## What is expected
Reproduce the listing word for word, leaving every picture behind.

(Data entries for graphics)
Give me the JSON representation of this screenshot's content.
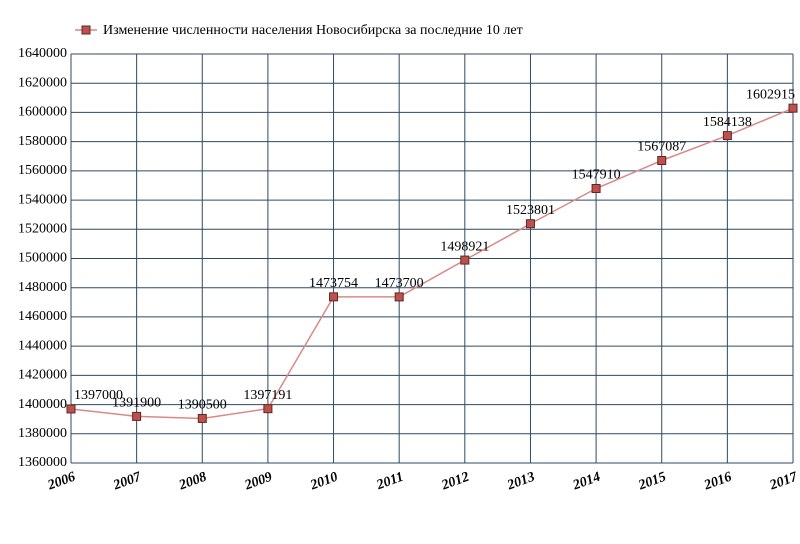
{
  "chart_data": {
    "type": "line",
    "categories": [
      "2006",
      "2007",
      "2008",
      "2009",
      "2010",
      "2011",
      "2012",
      "2013",
      "2014",
      "2015",
      "2016",
      "2017"
    ],
    "series": [
      {
        "name": "Изменение численности населения Новосибирска за последние 10 лет",
        "color": "#d98a86",
        "marker_color": "#c0504d",
        "values": [
          1397000,
          1391900,
          1390500,
          1397191,
          1473754,
          1473700,
          1498921,
          1523801,
          1547910,
          1567087,
          1584138,
          1602915
        ]
      }
    ],
    "ylim": [
      1360000,
      1640000
    ],
    "yticks": [
      1360000,
      1380000,
      1400000,
      1420000,
      1440000,
      1460000,
      1480000,
      1500000,
      1520000,
      1540000,
      1560000,
      1580000,
      1600000,
      1620000,
      1640000
    ],
    "grid": true,
    "legend": "top"
  }
}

## Result of this task
Give me the JSON representation of this screenshot's content.
{
  "chart_data": {
    "type": "line",
    "categories": [
      "2006",
      "2007",
      "2008",
      "2009",
      "2010",
      "2011",
      "2012",
      "2013",
      "2014",
      "2015",
      "2016",
      "2017"
    ],
    "series": [
      {
        "name": "Изменение численности населения Новосибирска за последние 10 лет",
        "color": "#d98a86",
        "marker_color": "#c0504d",
        "values": [
          1397000,
          1391900,
          1390500,
          1397191,
          1473754,
          1473700,
          1498921,
          1523801,
          1547910,
          1567087,
          1584138,
          1602915
        ]
      }
    ],
    "ylim": [
      1360000,
      1640000
    ],
    "yticks": [
      1360000,
      1380000,
      1400000,
      1420000,
      1440000,
      1460000,
      1480000,
      1500000,
      1520000,
      1540000,
      1560000,
      1580000,
      1600000,
      1620000,
      1640000
    ],
    "grid": true,
    "legend": "top"
  }
}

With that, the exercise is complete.